# [TASK BRIEF]
How many lines in this data contain the string "JSON"? Reply with the number only.
───── MATERIAL FOR THE TASK ─────
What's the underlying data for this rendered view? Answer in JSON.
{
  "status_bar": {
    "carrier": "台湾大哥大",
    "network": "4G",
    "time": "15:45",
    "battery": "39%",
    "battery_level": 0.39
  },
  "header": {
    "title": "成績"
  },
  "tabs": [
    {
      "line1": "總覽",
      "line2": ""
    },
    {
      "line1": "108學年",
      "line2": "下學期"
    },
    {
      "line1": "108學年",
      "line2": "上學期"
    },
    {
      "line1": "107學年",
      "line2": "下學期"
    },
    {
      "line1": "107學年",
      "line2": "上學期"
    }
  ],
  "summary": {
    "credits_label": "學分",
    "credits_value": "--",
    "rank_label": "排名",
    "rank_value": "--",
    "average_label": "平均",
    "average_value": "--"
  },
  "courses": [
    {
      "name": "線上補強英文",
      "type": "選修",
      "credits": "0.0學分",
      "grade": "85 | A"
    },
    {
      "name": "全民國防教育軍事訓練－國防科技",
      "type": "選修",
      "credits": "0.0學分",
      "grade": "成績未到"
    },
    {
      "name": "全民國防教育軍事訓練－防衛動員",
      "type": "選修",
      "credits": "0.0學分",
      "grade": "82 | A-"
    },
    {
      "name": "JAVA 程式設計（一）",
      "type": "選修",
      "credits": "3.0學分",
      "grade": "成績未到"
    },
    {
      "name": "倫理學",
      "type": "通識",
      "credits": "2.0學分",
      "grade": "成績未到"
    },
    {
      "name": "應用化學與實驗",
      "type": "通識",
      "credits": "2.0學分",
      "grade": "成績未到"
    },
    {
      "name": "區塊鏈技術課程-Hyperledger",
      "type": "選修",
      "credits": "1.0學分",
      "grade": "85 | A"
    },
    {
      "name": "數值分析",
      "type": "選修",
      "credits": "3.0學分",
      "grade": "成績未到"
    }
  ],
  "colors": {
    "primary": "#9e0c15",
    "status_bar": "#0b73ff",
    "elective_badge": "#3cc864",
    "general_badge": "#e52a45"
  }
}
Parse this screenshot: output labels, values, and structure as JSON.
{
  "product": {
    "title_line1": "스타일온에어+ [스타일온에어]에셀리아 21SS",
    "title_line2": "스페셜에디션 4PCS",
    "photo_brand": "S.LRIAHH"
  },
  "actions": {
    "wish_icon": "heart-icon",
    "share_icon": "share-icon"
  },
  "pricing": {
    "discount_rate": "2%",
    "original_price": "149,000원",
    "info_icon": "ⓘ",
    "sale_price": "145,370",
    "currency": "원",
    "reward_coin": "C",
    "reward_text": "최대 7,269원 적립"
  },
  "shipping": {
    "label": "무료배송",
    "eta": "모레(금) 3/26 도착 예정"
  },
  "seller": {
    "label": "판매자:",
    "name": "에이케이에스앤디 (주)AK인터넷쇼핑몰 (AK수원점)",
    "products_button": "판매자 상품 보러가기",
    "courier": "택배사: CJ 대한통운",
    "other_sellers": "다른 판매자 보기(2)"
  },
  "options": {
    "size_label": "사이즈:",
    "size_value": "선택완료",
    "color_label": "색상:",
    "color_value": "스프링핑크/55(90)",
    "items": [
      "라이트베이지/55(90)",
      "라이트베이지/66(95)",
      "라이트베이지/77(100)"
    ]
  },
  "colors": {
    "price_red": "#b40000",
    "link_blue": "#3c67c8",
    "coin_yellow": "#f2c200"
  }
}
─────
# [PROBLEM SOLUTION]
2